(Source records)
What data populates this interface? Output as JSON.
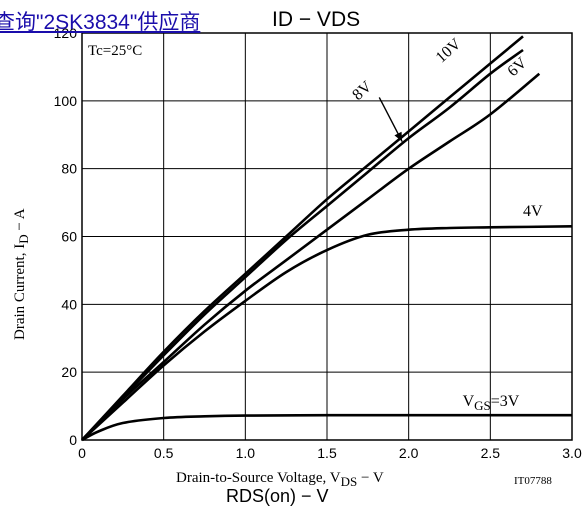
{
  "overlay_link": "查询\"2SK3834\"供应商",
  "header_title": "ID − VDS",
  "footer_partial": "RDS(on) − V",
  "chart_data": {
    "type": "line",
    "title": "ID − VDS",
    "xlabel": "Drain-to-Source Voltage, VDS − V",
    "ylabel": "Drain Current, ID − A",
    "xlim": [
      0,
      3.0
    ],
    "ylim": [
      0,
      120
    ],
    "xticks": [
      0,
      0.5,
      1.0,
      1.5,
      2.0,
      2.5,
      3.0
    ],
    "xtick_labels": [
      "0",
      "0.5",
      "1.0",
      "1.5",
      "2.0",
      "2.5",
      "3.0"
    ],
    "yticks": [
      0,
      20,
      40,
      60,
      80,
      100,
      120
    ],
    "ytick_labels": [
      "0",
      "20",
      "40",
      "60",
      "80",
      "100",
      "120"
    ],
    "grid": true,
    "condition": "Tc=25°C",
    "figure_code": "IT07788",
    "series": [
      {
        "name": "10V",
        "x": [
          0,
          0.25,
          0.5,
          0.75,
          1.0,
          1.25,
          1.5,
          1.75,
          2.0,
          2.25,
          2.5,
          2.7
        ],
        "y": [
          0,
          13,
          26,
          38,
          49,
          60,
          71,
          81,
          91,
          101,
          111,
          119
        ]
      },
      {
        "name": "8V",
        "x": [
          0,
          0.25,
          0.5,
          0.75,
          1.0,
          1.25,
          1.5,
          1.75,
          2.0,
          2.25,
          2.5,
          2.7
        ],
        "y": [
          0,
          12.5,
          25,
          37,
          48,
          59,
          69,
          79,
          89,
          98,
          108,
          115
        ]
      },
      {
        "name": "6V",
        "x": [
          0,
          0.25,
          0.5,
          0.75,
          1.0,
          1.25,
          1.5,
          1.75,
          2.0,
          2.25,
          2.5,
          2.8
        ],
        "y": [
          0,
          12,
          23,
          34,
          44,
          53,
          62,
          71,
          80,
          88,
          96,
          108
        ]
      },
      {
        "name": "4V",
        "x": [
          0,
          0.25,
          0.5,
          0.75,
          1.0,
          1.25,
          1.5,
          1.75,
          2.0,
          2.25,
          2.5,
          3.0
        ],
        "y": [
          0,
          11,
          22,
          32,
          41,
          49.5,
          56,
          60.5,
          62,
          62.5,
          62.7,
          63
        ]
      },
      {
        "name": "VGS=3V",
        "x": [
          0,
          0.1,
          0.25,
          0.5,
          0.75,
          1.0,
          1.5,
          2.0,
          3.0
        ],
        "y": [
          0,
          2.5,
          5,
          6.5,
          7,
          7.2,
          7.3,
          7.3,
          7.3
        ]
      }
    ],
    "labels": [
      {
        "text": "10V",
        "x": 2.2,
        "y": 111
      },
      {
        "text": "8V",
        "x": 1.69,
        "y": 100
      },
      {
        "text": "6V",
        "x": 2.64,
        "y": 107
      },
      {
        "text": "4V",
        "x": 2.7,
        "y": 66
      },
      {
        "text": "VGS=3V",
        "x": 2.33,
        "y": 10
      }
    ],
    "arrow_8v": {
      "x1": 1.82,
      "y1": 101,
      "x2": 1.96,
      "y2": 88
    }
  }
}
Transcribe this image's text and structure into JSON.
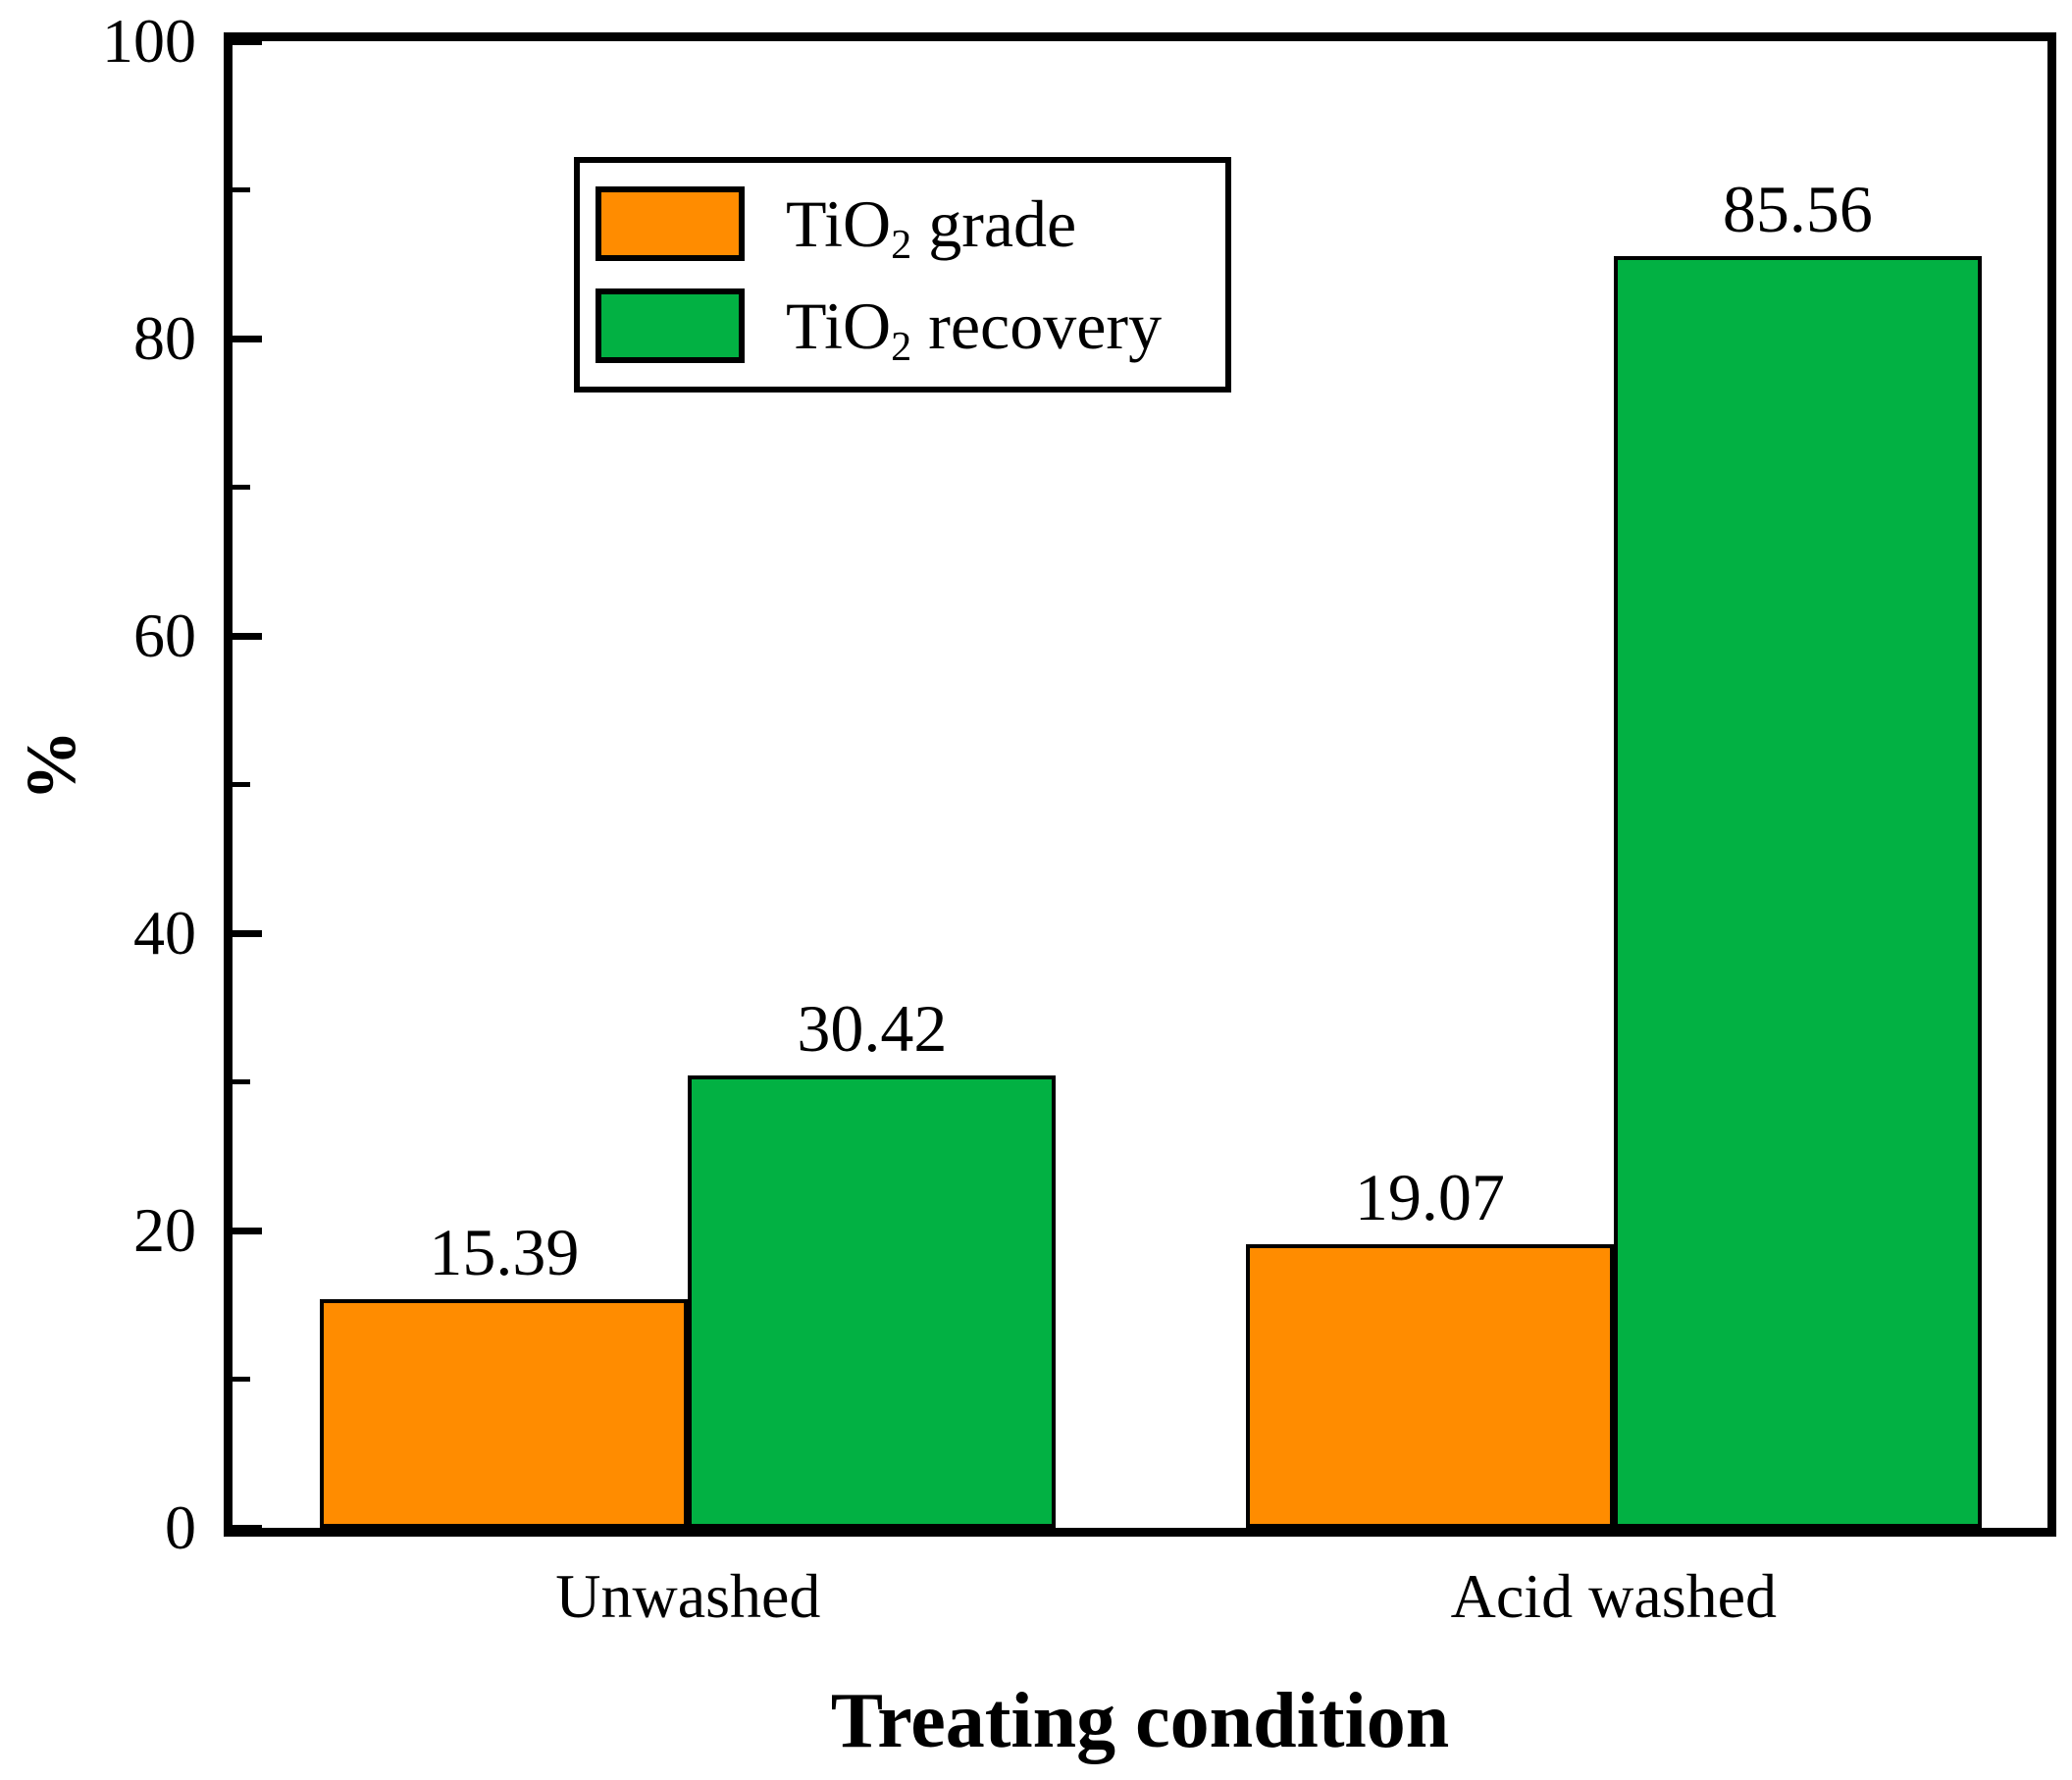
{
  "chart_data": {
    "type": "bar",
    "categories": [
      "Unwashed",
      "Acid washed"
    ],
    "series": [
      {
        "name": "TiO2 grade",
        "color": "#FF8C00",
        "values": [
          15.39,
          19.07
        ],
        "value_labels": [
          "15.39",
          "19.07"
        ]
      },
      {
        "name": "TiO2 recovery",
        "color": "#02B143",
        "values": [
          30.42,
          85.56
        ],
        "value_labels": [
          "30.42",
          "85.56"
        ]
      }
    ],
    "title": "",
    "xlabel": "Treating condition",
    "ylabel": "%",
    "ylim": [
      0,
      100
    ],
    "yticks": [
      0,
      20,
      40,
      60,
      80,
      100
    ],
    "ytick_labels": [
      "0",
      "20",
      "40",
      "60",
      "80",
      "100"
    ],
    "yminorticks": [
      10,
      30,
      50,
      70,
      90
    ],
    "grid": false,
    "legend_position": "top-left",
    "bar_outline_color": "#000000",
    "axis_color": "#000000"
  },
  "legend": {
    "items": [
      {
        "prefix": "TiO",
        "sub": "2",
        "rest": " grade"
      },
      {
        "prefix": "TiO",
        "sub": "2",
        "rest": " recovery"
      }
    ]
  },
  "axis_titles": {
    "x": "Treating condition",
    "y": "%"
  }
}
...
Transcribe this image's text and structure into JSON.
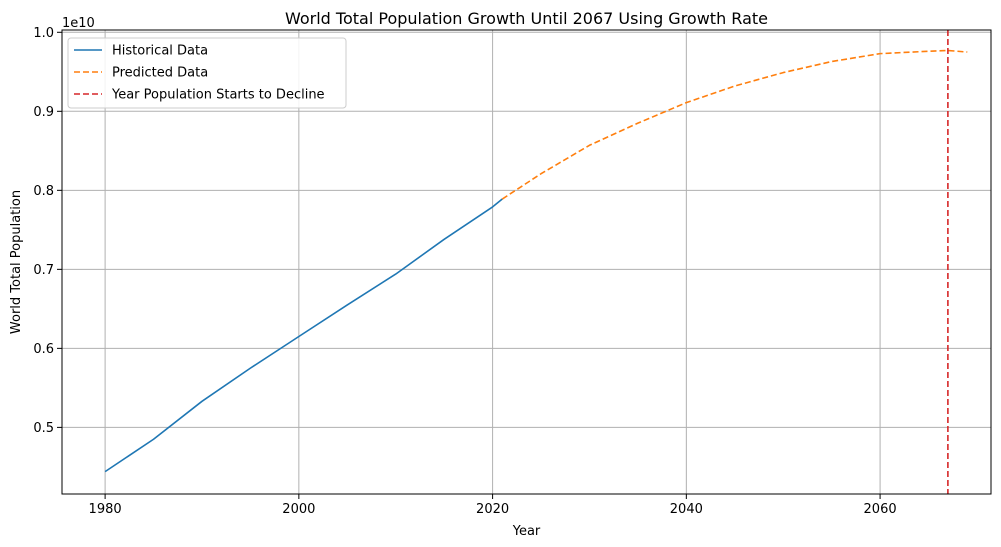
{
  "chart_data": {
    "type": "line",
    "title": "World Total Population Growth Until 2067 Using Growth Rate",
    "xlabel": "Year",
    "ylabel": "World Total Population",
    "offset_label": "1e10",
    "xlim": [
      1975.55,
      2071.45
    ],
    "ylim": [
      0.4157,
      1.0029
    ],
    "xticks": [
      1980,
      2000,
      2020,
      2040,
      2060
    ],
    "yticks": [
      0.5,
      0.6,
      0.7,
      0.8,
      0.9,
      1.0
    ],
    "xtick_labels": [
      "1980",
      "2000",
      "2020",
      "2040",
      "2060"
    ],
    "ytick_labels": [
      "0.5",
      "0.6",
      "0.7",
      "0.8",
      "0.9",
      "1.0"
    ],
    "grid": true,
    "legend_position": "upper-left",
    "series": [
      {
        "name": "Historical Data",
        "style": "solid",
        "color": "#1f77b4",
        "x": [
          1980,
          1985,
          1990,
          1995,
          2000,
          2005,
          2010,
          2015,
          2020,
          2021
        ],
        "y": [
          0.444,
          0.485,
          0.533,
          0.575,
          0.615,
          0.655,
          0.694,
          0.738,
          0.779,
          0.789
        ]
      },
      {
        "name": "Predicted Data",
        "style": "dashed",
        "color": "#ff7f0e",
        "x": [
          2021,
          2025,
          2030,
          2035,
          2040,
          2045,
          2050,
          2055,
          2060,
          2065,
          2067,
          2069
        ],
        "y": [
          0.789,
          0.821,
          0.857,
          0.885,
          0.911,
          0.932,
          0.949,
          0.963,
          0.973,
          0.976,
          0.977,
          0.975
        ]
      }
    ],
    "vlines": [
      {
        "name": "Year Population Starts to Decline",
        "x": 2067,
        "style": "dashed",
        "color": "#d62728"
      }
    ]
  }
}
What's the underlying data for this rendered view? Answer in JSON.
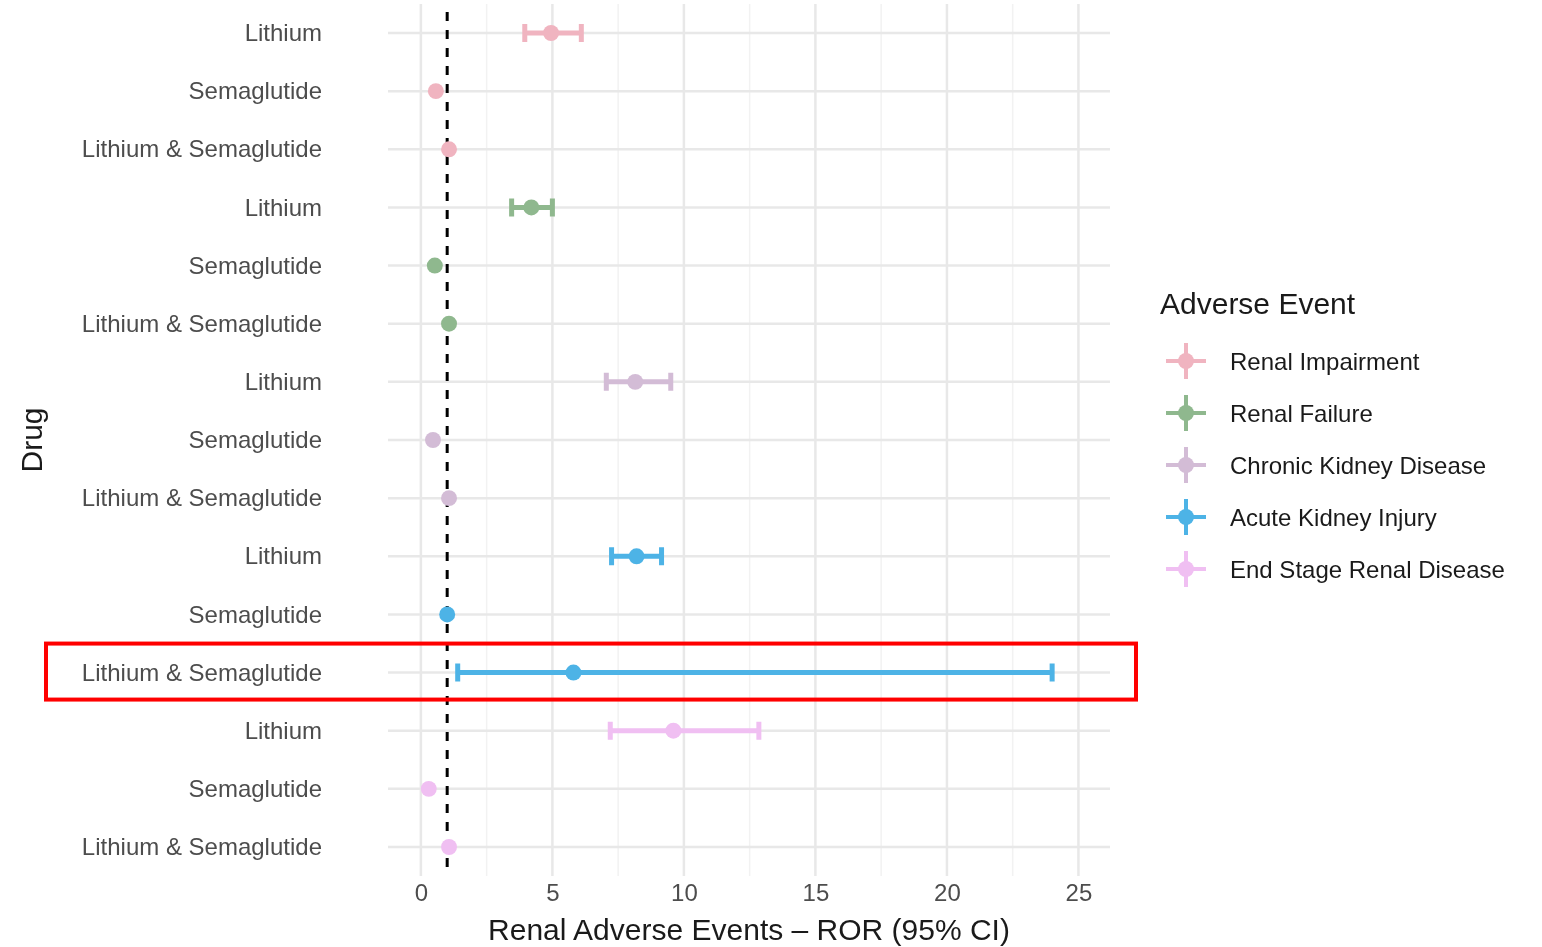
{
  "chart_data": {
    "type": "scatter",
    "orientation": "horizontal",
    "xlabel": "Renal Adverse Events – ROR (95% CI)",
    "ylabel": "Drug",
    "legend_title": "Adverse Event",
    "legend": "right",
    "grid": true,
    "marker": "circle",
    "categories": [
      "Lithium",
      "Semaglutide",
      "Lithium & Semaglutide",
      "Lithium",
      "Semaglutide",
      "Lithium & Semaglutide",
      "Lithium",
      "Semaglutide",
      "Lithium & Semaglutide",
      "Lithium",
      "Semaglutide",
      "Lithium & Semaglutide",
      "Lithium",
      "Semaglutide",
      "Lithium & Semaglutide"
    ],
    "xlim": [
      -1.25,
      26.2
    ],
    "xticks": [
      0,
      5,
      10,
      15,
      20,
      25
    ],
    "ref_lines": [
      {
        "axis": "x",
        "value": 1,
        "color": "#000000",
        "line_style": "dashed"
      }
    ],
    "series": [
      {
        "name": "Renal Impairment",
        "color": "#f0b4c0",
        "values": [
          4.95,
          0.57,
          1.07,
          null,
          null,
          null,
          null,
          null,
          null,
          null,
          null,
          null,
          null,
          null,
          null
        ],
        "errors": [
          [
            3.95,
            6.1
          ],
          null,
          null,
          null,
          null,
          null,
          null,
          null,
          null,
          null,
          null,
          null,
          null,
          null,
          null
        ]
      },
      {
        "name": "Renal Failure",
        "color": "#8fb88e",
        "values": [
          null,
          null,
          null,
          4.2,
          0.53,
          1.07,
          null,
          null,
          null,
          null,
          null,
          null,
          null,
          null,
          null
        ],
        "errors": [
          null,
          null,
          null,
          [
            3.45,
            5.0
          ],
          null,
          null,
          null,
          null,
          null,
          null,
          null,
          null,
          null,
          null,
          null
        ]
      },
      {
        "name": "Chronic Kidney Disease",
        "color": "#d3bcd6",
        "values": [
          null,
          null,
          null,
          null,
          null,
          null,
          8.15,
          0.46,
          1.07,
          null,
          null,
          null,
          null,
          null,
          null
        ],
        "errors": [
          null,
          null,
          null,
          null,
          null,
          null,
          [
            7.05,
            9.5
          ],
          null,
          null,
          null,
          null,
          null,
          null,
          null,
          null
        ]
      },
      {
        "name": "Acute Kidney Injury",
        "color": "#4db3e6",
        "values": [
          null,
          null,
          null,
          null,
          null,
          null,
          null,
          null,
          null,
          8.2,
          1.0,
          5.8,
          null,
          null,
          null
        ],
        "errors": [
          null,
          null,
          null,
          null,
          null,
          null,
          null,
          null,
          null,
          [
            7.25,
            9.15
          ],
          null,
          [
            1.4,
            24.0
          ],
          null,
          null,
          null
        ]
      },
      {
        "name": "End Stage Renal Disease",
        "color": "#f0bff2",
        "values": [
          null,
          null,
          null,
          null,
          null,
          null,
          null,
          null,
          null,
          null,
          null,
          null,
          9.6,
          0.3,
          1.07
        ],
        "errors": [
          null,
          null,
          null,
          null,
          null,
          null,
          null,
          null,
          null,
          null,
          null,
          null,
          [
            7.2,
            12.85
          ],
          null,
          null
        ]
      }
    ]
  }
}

Set task: Filter out all lines lacking the word "Renal" and copy the rest.

Answer to the exercise:
    "xlabel": "Renal Adverse Events – ROR (95% CI)",
        "name": "Renal Impairment",
        "name": "Renal Failure",
        "name": "End Stage Renal Disease",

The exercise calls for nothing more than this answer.